**Task data:**
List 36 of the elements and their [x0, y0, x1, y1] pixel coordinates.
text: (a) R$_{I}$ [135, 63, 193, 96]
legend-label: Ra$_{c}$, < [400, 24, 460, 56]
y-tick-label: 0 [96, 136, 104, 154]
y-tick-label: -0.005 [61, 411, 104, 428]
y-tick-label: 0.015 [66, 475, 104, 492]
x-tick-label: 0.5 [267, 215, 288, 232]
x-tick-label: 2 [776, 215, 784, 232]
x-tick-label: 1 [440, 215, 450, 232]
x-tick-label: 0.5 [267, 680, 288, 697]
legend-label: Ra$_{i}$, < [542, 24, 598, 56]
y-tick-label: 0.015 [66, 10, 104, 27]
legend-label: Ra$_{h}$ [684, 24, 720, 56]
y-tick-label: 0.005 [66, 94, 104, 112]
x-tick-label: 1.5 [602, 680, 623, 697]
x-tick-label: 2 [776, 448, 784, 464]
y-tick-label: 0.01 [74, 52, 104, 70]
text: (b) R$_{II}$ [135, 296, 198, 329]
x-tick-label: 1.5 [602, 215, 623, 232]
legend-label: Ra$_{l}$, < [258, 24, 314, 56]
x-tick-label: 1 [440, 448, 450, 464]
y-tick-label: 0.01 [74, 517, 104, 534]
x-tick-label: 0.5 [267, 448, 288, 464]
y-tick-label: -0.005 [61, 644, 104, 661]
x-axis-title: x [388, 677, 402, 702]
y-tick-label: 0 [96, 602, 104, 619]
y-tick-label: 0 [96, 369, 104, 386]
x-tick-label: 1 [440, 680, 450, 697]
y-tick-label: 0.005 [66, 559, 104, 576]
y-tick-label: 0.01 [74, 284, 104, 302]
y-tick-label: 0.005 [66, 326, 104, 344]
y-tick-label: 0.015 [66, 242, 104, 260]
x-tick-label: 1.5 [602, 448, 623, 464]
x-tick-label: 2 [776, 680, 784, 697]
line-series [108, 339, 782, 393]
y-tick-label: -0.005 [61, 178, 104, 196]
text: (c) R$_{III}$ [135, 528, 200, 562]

--

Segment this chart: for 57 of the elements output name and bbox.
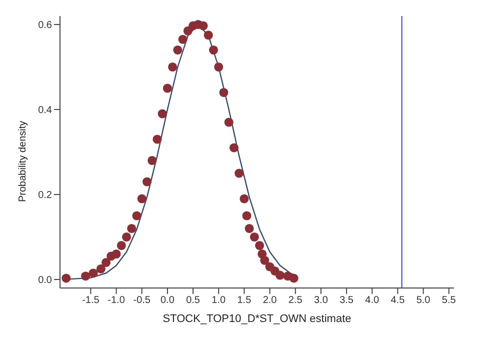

**What is needed:** Copy the stretch from the line containing "List 36 of the" through the line containing "528, 200, 562]", swapping "legend-label" for "legend-entry" and leaving everything else unchanged.

**Correct result:**
List 36 of the elements and their [x0, y0, x1, y1] pixel coordinates.
text: (a) R$_{I}$ [135, 63, 193, 96]
legend-entry: Ra$_{c}$, < [400, 24, 460, 56]
y-tick-label: 0 [96, 136, 104, 154]
y-tick-label: -0.005 [61, 411, 104, 428]
y-tick-label: 0.015 [66, 475, 104, 492]
x-tick-label: 0.5 [267, 215, 288, 232]
x-tick-label: 2 [776, 215, 784, 232]
x-tick-label: 1 [440, 215, 450, 232]
x-tick-label: 0.5 [267, 680, 288, 697]
legend-entry: Ra$_{i}$, < [542, 24, 598, 56]
y-tick-label: 0.015 [66, 10, 104, 27]
legend-entry: Ra$_{h}$ [684, 24, 720, 56]
y-tick-label: 0.005 [66, 94, 104, 112]
x-tick-label: 1.5 [602, 680, 623, 697]
x-tick-label: 2 [776, 448, 784, 464]
y-tick-label: 0.01 [74, 52, 104, 70]
text: (b) R$_{II}$ [135, 296, 198, 329]
x-tick-label: 1.5 [602, 215, 623, 232]
legend-entry: Ra$_{l}$, < [258, 24, 314, 56]
x-tick-label: 1 [440, 448, 450, 464]
y-tick-label: 0.01 [74, 517, 104, 534]
x-tick-label: 0.5 [267, 448, 288, 464]
y-tick-label: -0.005 [61, 644, 104, 661]
x-axis-title: x [388, 677, 402, 702]
y-tick-label: 0 [96, 602, 104, 619]
y-tick-label: 0 [96, 369, 104, 386]
x-tick-label: 1 [440, 680, 450, 697]
y-tick-label: 0.005 [66, 559, 104, 576]
y-tick-label: 0.01 [74, 284, 104, 302]
y-tick-label: 0.005 [66, 326, 104, 344]
y-tick-label: 0.015 [66, 242, 104, 260]
x-tick-label: 1.5 [602, 448, 623, 464]
x-tick-label: 2 [776, 680, 784, 697]
line-series [108, 339, 782, 393]
y-tick-label: -0.005 [61, 178, 104, 196]
text: (c) R$_{III}$ [135, 528, 200, 562]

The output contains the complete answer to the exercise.